***** Material provided *****

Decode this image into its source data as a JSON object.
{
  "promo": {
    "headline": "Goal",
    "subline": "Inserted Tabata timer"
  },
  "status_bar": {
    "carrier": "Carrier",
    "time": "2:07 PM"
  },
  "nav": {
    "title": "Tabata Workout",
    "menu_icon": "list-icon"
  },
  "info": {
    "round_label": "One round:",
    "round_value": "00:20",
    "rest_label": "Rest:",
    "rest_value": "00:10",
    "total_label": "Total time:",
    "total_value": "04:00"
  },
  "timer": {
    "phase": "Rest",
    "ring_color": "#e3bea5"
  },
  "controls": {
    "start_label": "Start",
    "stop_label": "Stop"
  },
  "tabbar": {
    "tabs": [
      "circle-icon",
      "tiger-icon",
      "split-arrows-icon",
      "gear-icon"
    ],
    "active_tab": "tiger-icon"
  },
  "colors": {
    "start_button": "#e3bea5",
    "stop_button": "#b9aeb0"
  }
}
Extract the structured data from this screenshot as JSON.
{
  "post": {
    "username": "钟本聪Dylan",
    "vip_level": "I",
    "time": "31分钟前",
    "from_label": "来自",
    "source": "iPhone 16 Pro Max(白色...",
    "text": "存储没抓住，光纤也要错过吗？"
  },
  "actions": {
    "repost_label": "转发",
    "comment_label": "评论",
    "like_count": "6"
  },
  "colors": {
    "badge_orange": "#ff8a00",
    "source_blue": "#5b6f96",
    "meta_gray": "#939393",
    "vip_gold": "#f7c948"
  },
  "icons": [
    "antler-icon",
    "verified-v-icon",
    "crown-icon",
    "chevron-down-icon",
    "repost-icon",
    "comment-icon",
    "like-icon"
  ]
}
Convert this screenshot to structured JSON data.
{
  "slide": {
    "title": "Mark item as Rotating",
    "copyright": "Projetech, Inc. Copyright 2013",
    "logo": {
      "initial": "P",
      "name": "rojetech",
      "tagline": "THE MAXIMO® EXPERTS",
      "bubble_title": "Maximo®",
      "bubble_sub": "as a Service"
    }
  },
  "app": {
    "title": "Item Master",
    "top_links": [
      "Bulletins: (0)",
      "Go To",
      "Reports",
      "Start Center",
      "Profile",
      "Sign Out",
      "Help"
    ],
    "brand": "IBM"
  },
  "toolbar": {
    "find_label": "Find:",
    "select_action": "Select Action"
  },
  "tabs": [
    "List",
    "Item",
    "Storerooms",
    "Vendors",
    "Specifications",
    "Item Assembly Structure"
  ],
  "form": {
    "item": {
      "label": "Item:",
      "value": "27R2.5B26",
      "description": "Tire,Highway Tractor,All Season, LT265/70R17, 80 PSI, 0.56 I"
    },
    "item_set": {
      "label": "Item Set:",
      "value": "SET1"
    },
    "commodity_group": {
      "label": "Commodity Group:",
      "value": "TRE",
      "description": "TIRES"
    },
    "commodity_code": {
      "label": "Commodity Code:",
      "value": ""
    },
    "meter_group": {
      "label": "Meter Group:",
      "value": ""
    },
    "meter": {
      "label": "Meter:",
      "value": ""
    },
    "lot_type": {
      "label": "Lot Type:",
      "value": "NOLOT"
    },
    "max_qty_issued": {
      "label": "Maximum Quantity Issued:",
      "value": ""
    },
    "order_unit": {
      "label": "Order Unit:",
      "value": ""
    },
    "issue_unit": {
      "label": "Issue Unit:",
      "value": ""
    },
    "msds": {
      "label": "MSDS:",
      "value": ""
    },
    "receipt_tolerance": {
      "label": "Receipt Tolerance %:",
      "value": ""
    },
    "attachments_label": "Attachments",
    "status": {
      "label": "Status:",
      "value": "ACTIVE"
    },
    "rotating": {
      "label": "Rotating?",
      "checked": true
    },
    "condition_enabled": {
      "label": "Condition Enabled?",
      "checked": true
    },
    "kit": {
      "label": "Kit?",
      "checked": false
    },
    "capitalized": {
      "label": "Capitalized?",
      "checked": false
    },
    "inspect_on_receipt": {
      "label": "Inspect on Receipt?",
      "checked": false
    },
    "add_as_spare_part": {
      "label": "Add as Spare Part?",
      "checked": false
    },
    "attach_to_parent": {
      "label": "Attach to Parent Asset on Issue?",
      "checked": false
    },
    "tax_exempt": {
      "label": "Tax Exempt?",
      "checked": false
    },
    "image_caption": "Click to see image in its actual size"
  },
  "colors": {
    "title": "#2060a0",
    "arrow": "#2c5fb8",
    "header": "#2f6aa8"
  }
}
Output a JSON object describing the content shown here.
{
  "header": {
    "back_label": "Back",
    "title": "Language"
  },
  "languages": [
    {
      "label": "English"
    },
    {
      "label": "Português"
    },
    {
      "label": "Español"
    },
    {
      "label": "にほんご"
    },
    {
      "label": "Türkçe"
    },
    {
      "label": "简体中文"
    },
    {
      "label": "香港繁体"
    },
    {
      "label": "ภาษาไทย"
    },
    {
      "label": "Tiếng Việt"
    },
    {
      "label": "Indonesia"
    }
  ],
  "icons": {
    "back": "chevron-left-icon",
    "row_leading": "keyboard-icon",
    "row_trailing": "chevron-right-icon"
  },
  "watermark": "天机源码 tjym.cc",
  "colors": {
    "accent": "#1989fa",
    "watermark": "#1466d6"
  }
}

*****

### Prompt:
Working from the material above, retype it in its entirety without change.

### The result:
Decode this image into its source data as a JSON object.
{
  "promo": {
    "headline": "Goal",
    "subline": "Inserted Tabata timer"
  },
  "status_bar": {
    "carrier": "Carrier",
    "time": "2:07 PM"
  },
  "nav": {
    "title": "Tabata Workout",
    "menu_icon": "list-icon"
  },
  "info": {
    "round_label": "One round:",
    "round_value": "00:20",
    "rest_label": "Rest:",
    "rest_value": "00:10",
    "total_label": "Total time:",
    "total_value": "04:00"
  },
  "timer": {
    "phase": "Rest",
    "ring_color": "#e3bea5"
  },
  "controls": {
    "start_label": "Start",
    "stop_label": "Stop"
  },
  "tabbar": {
    "tabs": [
      "circle-icon",
      "tiger-icon",
      "split-arrows-icon",
      "gear-icon"
    ],
    "active_tab": "tiger-icon"
  },
  "colors": {
    "start_button": "#e3bea5",
    "stop_button": "#b9aeb0"
  }
}
Extract the structured data from this screenshot as JSON.
{
  "post": {
    "username": "钟本聪Dylan",
    "vip_level": "I",
    "time": "31分钟前",
    "from_label": "来自",
    "source": "iPhone 16 Pro Max(白色...",
    "text": "存储没抓住，光纤也要错过吗？"
  },
  "actions": {
    "repost_label": "转发",
    "comment_label": "评论",
    "like_count": "6"
  },
  "colors": {
    "badge_orange": "#ff8a00",
    "source_blue": "#5b6f96",
    "meta_gray": "#939393",
    "vip_gold": "#f7c948"
  },
  "icons": [
    "antler-icon",
    "verified-v-icon",
    "crown-icon",
    "chevron-down-icon",
    "repost-icon",
    "comment-icon",
    "like-icon"
  ]
}
Convert this screenshot to structured JSON data.
{
  "slide": {
    "title": "Mark item as Rotating",
    "copyright": "Projetech, Inc. Copyright 2013",
    "logo": {
      "initial": "P",
      "name": "rojetech",
      "tagline": "THE MAXIMO® EXPERTS",
      "bubble_title": "Maximo®",
      "bubble_sub": "as a Service"
    }
  },
  "app": {
    "title": "Item Master",
    "top_links": [
      "Bulletins: (0)",
      "Go To",
      "Reports",
      "Start Center",
      "Profile",
      "Sign Out",
      "Help"
    ],
    "brand": "IBM"
  },
  "toolbar": {
    "find_label": "Find:",
    "select_action": "Select Action"
  },
  "tabs": [
    "List",
    "Item",
    "Storerooms",
    "Vendors",
    "Specifications",
    "Item Assembly Structure"
  ],
  "form": {
    "item": {
      "label": "Item:",
      "value": "27R2.5B26",
      "description": "Tire,Highway Tractor,All Season, LT265/70R17, 80 PSI, 0.56 I"
    },
    "item_set": {
      "label": "Item Set:",
      "value": "SET1"
    },
    "commodity_group": {
      "label": "Commodity Group:",
      "value": "TRE",
      "description": "TIRES"
    },
    "commodity_code": {
      "label": "Commodity Code:",
      "value": ""
    },
    "meter_group": {
      "label": "Meter Group:",
      "value": ""
    },
    "meter": {
      "label": "Meter:",
      "value": ""
    },
    "lot_type": {
      "label": "Lot Type:",
      "value": "NOLOT"
    },
    "max_qty_issued": {
      "label": "Maximum Quantity Issued:",
      "value": ""
    },
    "order_unit": {
      "label": "Order Unit:",
      "value": ""
    },
    "issue_unit": {
      "label": "Issue Unit:",
      "value": ""
    },
    "msds": {
      "label": "MSDS:",
      "value": ""
    },
    "receipt_tolerance": {
      "label": "Receipt Tolerance %:",
      "value": ""
    },
    "attachments_label": "Attachments",
    "status": {
      "label": "Status:",
      "value": "ACTIVE"
    },
    "rotating": {
      "label": "Rotating?",
      "checked": true
    },
    "condition_enabled": {
      "label": "Condition Enabled?",
      "checked": true
    },
    "kit": {
      "label": "Kit?",
      "checked": false
    },
    "capitalized": {
      "label": "Capitalized?",
      "checked": false
    },
    "inspect_on_receipt": {
      "label": "Inspect on Receipt?",
      "checked": false
    },
    "add_as_spare_part": {
      "label": "Add as Spare Part?",
      "checked": false
    },
    "attach_to_parent": {
      "label": "Attach to Parent Asset on Issue?",
      "checked": false
    },
    "tax_exempt": {
      "label": "Tax Exempt?",
      "checked": false
    },
    "image_caption": "Click to see image in its actual size"
  },
  "colors": {
    "title": "#2060a0",
    "arrow": "#2c5fb8",
    "header": "#2f6aa8"
  }
}
Output a JSON object describing the content shown here.
{
  "header": {
    "back_label": "Back",
    "title": "Language"
  },
  "languages": [
    {
      "label": "English"
    },
    {
      "label": "Português"
    },
    {
      "label": "Español"
    },
    {
      "label": "にほんご"
    },
    {
      "label": "Türkçe"
    },
    {
      "label": "简体中文"
    },
    {
      "label": "香港繁体"
    },
    {
      "label": "ภาษาไทย"
    },
    {
      "label": "Tiếng Việt"
    },
    {
      "label": "Indonesia"
    }
  ],
  "icons": {
    "back": "chevron-left-icon",
    "row_leading": "keyboard-icon",
    "row_trailing": "chevron-right-icon"
  },
  "watermark": "天机源码 tjym.cc",
  "colors": {
    "accent": "#1989fa",
    "watermark": "#1466d6"
  }
}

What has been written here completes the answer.